**CHALLENGE:** Each of the entries should be retyped precisely as it appears.

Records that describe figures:
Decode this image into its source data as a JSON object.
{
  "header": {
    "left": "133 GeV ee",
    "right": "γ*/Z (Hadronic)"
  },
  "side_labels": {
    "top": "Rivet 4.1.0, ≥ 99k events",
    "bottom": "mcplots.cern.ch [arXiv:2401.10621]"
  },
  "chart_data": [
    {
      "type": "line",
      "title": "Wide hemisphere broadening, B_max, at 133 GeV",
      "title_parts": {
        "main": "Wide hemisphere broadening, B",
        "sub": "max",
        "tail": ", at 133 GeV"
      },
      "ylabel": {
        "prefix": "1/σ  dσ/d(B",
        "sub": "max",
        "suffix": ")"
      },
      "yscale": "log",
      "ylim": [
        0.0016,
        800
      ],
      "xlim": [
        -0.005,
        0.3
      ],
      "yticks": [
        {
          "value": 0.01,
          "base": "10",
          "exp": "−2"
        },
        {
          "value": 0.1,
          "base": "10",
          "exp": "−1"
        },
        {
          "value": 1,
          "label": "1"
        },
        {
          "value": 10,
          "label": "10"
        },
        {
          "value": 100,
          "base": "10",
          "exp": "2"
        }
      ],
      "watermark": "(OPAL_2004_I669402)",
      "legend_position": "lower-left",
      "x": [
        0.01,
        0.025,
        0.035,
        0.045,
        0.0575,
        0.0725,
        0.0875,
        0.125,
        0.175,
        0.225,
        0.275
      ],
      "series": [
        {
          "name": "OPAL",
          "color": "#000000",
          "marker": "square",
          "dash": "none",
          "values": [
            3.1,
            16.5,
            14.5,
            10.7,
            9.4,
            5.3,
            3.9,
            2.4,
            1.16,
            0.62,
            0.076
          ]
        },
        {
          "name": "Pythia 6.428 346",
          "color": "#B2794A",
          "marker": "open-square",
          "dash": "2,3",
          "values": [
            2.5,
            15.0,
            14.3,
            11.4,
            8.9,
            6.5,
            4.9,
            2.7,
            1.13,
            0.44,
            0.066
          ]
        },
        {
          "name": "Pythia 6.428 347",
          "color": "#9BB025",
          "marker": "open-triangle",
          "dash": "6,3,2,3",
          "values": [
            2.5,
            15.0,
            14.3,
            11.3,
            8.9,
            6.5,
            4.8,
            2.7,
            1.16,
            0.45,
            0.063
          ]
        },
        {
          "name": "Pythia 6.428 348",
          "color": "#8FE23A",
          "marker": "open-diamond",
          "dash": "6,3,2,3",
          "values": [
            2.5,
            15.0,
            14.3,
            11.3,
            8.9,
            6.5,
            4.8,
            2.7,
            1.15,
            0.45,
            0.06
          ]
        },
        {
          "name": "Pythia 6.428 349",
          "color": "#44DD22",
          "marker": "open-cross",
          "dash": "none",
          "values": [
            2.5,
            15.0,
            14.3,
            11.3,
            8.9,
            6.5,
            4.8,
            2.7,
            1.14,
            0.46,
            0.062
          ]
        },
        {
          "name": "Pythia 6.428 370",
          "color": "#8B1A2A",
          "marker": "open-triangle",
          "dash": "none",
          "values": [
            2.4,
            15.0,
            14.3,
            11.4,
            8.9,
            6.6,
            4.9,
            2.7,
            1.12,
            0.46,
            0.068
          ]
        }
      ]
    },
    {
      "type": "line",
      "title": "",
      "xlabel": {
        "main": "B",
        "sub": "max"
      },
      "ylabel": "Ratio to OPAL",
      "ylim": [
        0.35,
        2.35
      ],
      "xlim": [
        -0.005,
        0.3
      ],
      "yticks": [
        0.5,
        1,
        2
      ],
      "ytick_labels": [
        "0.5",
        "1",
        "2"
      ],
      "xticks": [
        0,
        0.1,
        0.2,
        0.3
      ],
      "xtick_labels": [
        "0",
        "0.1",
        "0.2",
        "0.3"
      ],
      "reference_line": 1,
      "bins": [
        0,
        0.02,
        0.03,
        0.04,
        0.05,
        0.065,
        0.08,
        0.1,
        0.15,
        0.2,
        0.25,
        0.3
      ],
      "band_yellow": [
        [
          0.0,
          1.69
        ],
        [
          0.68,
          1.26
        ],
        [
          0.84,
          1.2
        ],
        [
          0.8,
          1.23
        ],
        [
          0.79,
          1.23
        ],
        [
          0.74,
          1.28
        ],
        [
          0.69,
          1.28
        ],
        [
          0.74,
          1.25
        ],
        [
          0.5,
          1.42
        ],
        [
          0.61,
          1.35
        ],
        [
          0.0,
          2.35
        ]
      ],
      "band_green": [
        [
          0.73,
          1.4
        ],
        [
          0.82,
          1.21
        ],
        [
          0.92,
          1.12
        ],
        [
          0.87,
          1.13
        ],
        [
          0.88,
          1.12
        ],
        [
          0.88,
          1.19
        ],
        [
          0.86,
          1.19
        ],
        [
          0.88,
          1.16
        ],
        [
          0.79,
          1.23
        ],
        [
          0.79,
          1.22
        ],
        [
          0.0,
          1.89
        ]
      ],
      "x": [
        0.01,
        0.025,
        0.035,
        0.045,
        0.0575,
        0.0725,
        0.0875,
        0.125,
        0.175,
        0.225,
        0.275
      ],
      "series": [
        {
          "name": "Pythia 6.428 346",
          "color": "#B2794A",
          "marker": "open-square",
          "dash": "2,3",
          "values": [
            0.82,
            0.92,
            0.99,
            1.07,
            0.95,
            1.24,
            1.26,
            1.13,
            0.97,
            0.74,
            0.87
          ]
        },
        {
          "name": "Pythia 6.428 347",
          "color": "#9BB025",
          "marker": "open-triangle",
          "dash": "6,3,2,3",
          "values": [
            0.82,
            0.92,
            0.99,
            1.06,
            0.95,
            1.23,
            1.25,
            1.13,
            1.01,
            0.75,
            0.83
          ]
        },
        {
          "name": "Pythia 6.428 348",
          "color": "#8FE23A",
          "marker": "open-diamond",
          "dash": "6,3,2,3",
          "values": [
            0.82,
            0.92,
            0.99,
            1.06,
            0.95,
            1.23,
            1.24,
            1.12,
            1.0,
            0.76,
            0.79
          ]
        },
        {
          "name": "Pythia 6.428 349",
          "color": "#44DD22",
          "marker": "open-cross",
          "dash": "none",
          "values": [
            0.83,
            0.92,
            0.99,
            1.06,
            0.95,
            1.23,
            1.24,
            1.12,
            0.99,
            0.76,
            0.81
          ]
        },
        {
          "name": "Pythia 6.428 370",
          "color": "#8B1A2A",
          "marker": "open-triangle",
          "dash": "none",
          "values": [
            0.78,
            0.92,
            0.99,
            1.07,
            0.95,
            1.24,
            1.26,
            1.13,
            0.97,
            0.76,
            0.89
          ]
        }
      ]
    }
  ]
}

**COMPLETE OUTPUT:**
Decode this image into its source data as a JSON object.
{
  "header": {
    "left": "133 GeV ee",
    "right": "γ*/Z (Hadronic)"
  },
  "side_labels": {
    "top": "Rivet 4.1.0, ≥ 99k events",
    "bottom": "mcplots.cern.ch [arXiv:2401.10621]"
  },
  "chart_data": [
    {
      "type": "line",
      "title": "Wide hemisphere broadening, B_max, at 133 GeV",
      "title_parts": {
        "main": "Wide hemisphere broadening, B",
        "sub": "max",
        "tail": ", at 133 GeV"
      },
      "ylabel": {
        "prefix": "1/σ  dσ/d(B",
        "sub": "max",
        "suffix": ")"
      },
      "yscale": "log",
      "ylim": [
        0.0016,
        800
      ],
      "xlim": [
        -0.005,
        0.3
      ],
      "yticks": [
        {
          "value": 0.01,
          "base": "10",
          "exp": "−2"
        },
        {
          "value": 0.1,
          "base": "10",
          "exp": "−1"
        },
        {
          "value": 1,
          "label": "1"
        },
        {
          "value": 10,
          "label": "10"
        },
        {
          "value": 100,
          "base": "10",
          "exp": "2"
        }
      ],
      "watermark": "(OPAL_2004_I669402)",
      "legend_position": "lower-left",
      "x": [
        0.01,
        0.025,
        0.035,
        0.045,
        0.0575,
        0.0725,
        0.0875,
        0.125,
        0.175,
        0.225,
        0.275
      ],
      "series": [
        {
          "name": "OPAL",
          "color": "#000000",
          "marker": "square",
          "dash": "none",
          "values": [
            3.1,
            16.5,
            14.5,
            10.7,
            9.4,
            5.3,
            3.9,
            2.4,
            1.16,
            0.62,
            0.076
          ]
        },
        {
          "name": "Pythia 6.428 346",
          "color": "#B2794A",
          "marker": "open-square",
          "dash": "2,3",
          "values": [
            2.5,
            15.0,
            14.3,
            11.4,
            8.9,
            6.5,
            4.9,
            2.7,
            1.13,
            0.44,
            0.066
          ]
        },
        {
          "name": "Pythia 6.428 347",
          "color": "#9BB025",
          "marker": "open-triangle",
          "dash": "6,3,2,3",
          "values": [
            2.5,
            15.0,
            14.3,
            11.3,
            8.9,
            6.5,
            4.8,
            2.7,
            1.16,
            0.45,
            0.063
          ]
        },
        {
          "name": "Pythia 6.428 348",
          "color": "#8FE23A",
          "marker": "open-diamond",
          "dash": "6,3,2,3",
          "values": [
            2.5,
            15.0,
            14.3,
            11.3,
            8.9,
            6.5,
            4.8,
            2.7,
            1.15,
            0.45,
            0.06
          ]
        },
        {
          "name": "Pythia 6.428 349",
          "color": "#44DD22",
          "marker": "open-cross",
          "dash": "none",
          "values": [
            2.5,
            15.0,
            14.3,
            11.3,
            8.9,
            6.5,
            4.8,
            2.7,
            1.14,
            0.46,
            0.062
          ]
        },
        {
          "name": "Pythia 6.428 370",
          "color": "#8B1A2A",
          "marker": "open-triangle",
          "dash": "none",
          "values": [
            2.4,
            15.0,
            14.3,
            11.4,
            8.9,
            6.6,
            4.9,
            2.7,
            1.12,
            0.46,
            0.068
          ]
        }
      ]
    },
    {
      "type": "line",
      "title": "",
      "xlabel": {
        "main": "B",
        "sub": "max"
      },
      "ylabel": "Ratio to OPAL",
      "ylim": [
        0.35,
        2.35
      ],
      "xlim": [
        -0.005,
        0.3
      ],
      "yticks": [
        0.5,
        1,
        2
      ],
      "ytick_labels": [
        "0.5",
        "1",
        "2"
      ],
      "xticks": [
        0,
        0.1,
        0.2,
        0.3
      ],
      "xtick_labels": [
        "0",
        "0.1",
        "0.2",
        "0.3"
      ],
      "reference_line": 1,
      "bins": [
        0,
        0.02,
        0.03,
        0.04,
        0.05,
        0.065,
        0.08,
        0.1,
        0.15,
        0.2,
        0.25,
        0.3
      ],
      "band_yellow": [
        [
          0.0,
          1.69
        ],
        [
          0.68,
          1.26
        ],
        [
          0.84,
          1.2
        ],
        [
          0.8,
          1.23
        ],
        [
          0.79,
          1.23
        ],
        [
          0.74,
          1.28
        ],
        [
          0.69,
          1.28
        ],
        [
          0.74,
          1.25
        ],
        [
          0.5,
          1.42
        ],
        [
          0.61,
          1.35
        ],
        [
          0.0,
          2.35
        ]
      ],
      "band_green": [
        [
          0.73,
          1.4
        ],
        [
          0.82,
          1.21
        ],
        [
          0.92,
          1.12
        ],
        [
          0.87,
          1.13
        ],
        [
          0.88,
          1.12
        ],
        [
          0.88,
          1.19
        ],
        [
          0.86,
          1.19
        ],
        [
          0.88,
          1.16
        ],
        [
          0.79,
          1.23
        ],
        [
          0.79,
          1.22
        ],
        [
          0.0,
          1.89
        ]
      ],
      "x": [
        0.01,
        0.025,
        0.035,
        0.045,
        0.0575,
        0.0725,
        0.0875,
        0.125,
        0.175,
        0.225,
        0.275
      ],
      "series": [
        {
          "name": "Pythia 6.428 346",
          "color": "#B2794A",
          "marker": "open-square",
          "dash": "2,3",
          "values": [
            0.82,
            0.92,
            0.99,
            1.07,
            0.95,
            1.24,
            1.26,
            1.13,
            0.97,
            0.74,
            0.87
          ]
        },
        {
          "name": "Pythia 6.428 347",
          "color": "#9BB025",
          "marker": "open-triangle",
          "dash": "6,3,2,3",
          "values": [
            0.82,
            0.92,
            0.99,
            1.06,
            0.95,
            1.23,
            1.25,
            1.13,
            1.01,
            0.75,
            0.83
          ]
        },
        {
          "name": "Pythia 6.428 348",
          "color": "#8FE23A",
          "marker": "open-diamond",
          "dash": "6,3,2,3",
          "values": [
            0.82,
            0.92,
            0.99,
            1.06,
            0.95,
            1.23,
            1.24,
            1.12,
            1.0,
            0.76,
            0.79
          ]
        },
        {
          "name": "Pythia 6.428 349",
          "color": "#44DD22",
          "marker": "open-cross",
          "dash": "none",
          "values": [
            0.83,
            0.92,
            0.99,
            1.06,
            0.95,
            1.23,
            1.24,
            1.12,
            0.99,
            0.76,
            0.81
          ]
        },
        {
          "name": "Pythia 6.428 370",
          "color": "#8B1A2A",
          "marker": "open-triangle",
          "dash": "none",
          "values": [
            0.78,
            0.92,
            0.99,
            1.07,
            0.95,
            1.24,
            1.26,
            1.13,
            0.97,
            0.76,
            0.89
          ]
        }
      ]
    }
  ]
}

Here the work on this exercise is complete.